Task instructions => Select, from the data, each line where "title" occurs.

Recorded data =>
• • • •

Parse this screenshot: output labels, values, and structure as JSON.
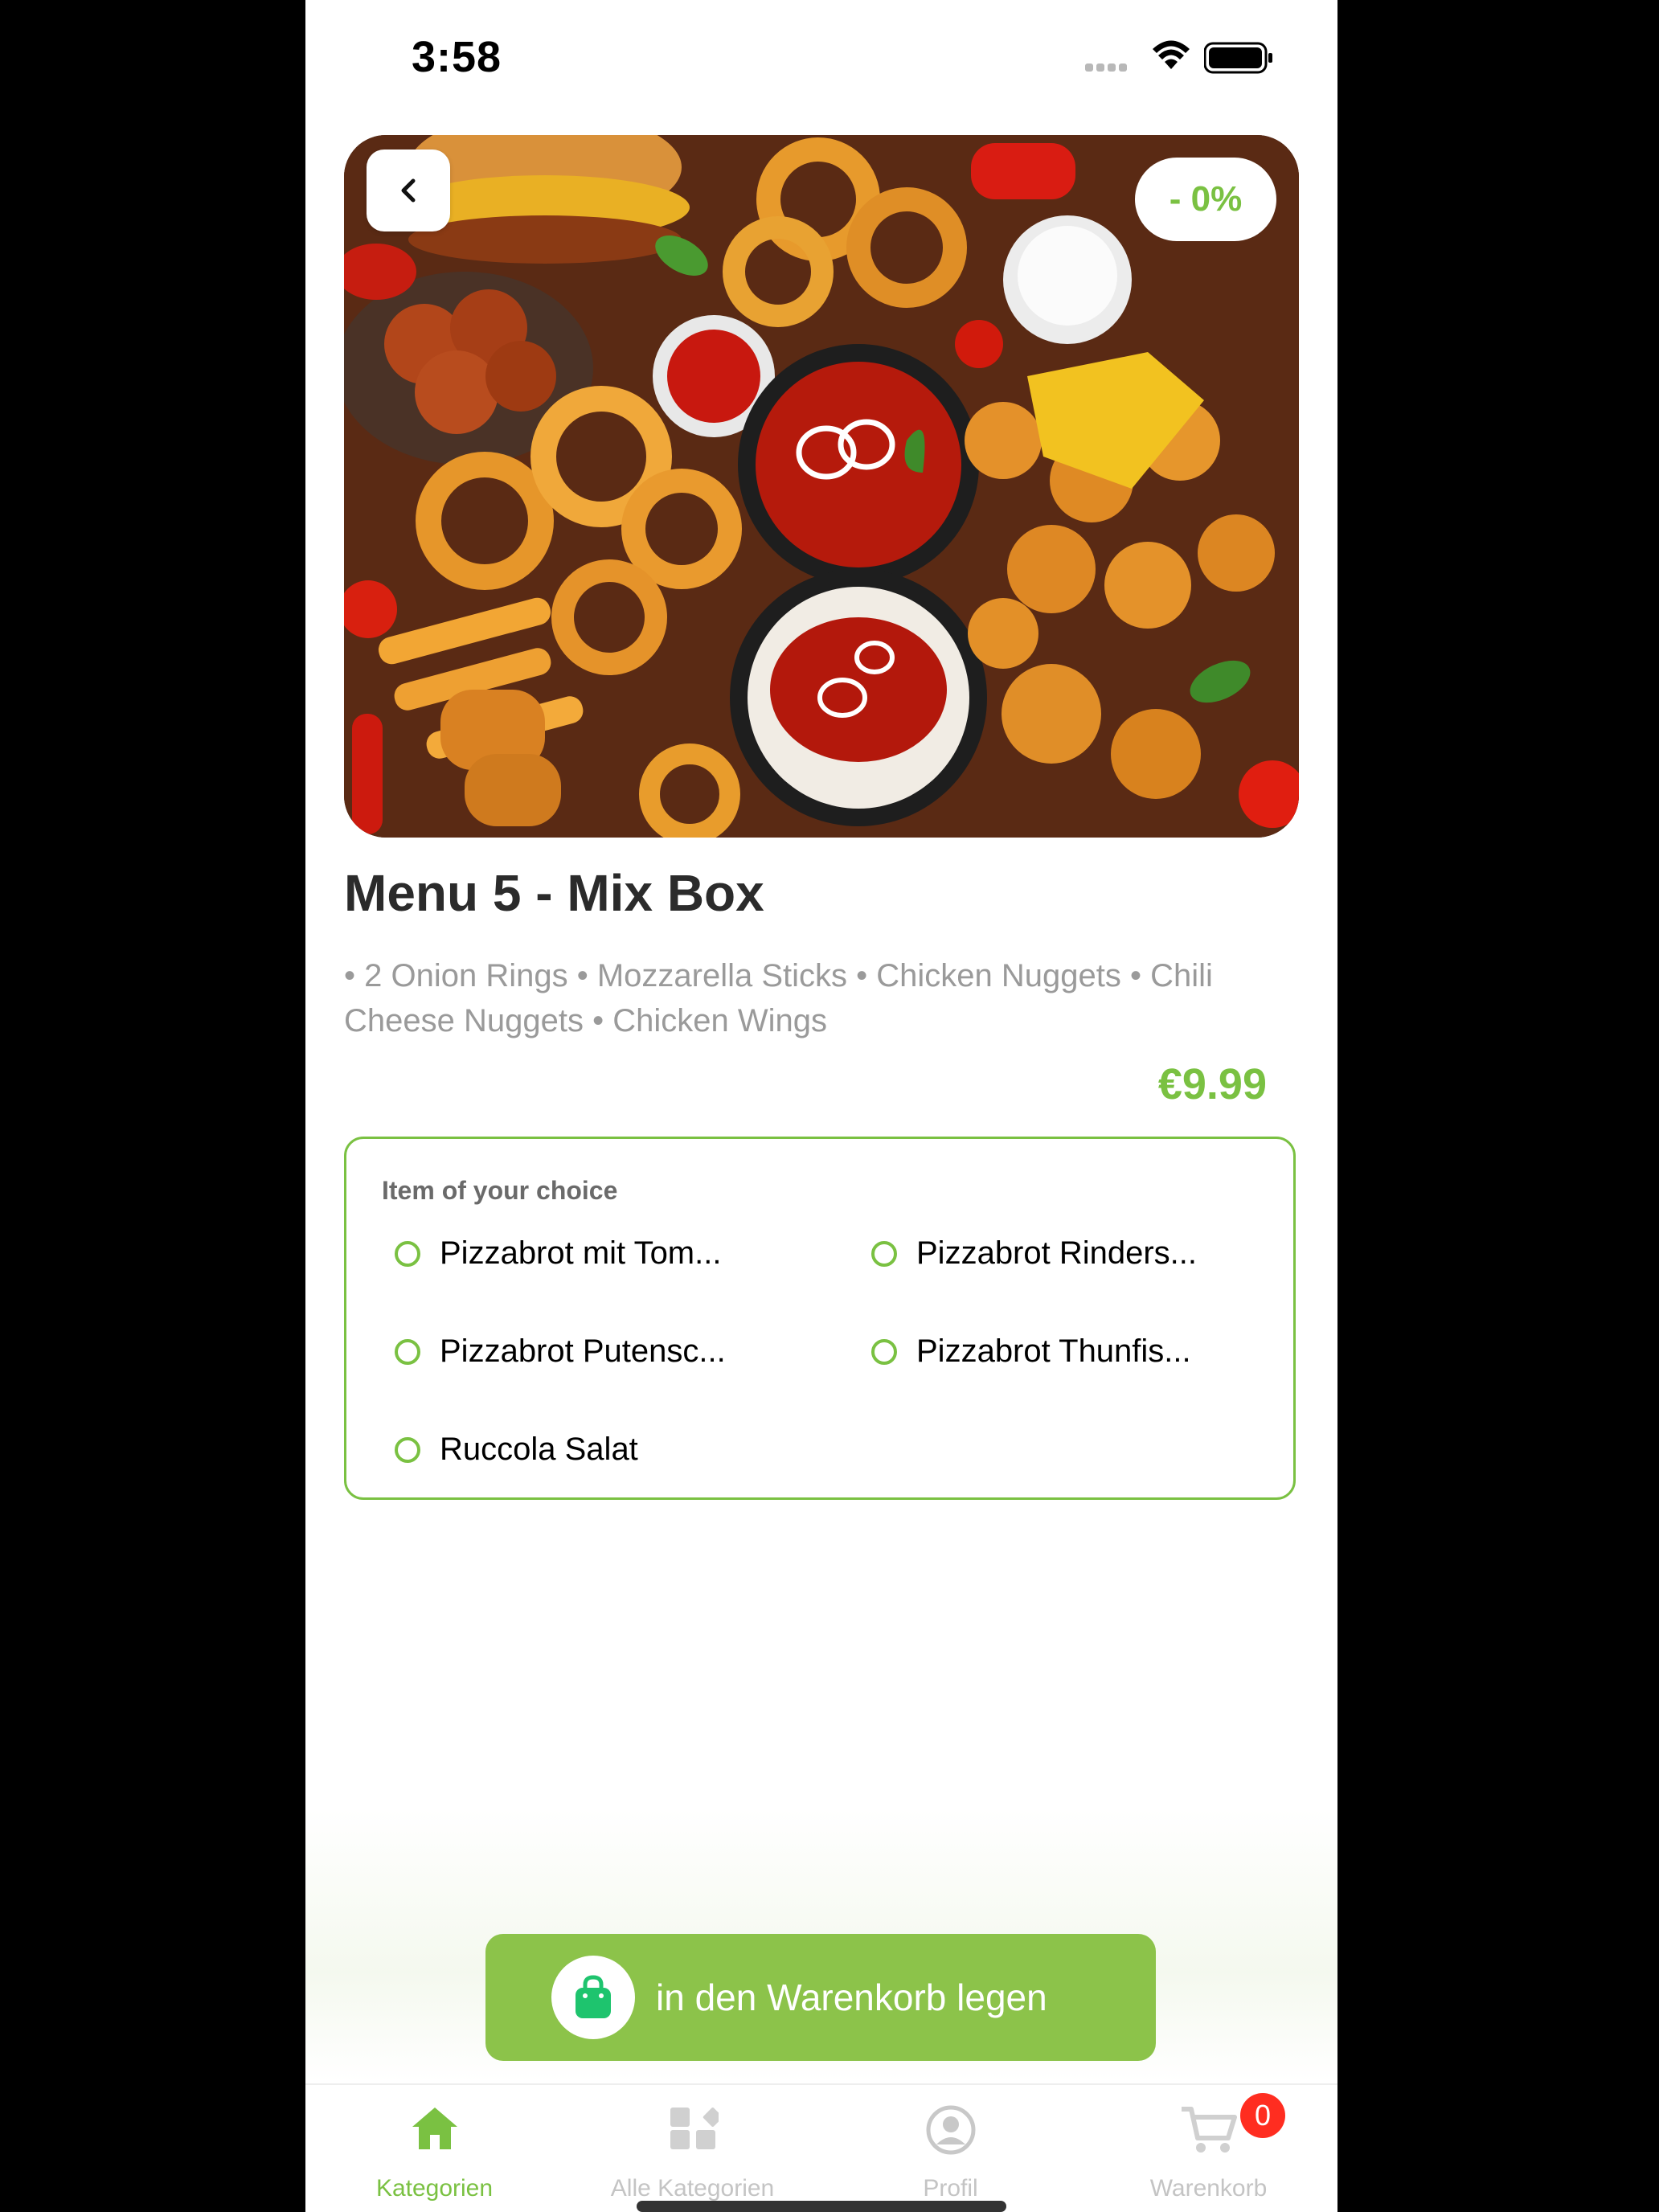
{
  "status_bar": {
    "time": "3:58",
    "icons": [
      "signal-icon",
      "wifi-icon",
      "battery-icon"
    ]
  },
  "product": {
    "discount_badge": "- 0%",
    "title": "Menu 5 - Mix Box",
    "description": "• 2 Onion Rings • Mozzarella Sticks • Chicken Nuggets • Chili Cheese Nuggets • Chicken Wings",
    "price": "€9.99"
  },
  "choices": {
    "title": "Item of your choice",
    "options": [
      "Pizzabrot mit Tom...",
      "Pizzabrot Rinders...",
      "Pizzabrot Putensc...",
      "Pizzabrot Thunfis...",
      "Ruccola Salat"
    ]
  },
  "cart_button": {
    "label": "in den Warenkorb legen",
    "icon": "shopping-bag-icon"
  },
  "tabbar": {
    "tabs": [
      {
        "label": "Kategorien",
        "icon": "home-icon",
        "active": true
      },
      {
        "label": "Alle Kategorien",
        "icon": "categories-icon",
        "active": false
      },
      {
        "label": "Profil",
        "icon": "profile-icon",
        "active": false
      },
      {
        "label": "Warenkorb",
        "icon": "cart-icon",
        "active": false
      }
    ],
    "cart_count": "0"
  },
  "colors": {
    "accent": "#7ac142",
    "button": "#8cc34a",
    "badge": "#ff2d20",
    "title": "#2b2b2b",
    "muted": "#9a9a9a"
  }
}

• • • •

Written reply =>
    "title": "Menu 5 - Mix Box",
    "title": "Item of your choice",
    "title": "#2b2b2b",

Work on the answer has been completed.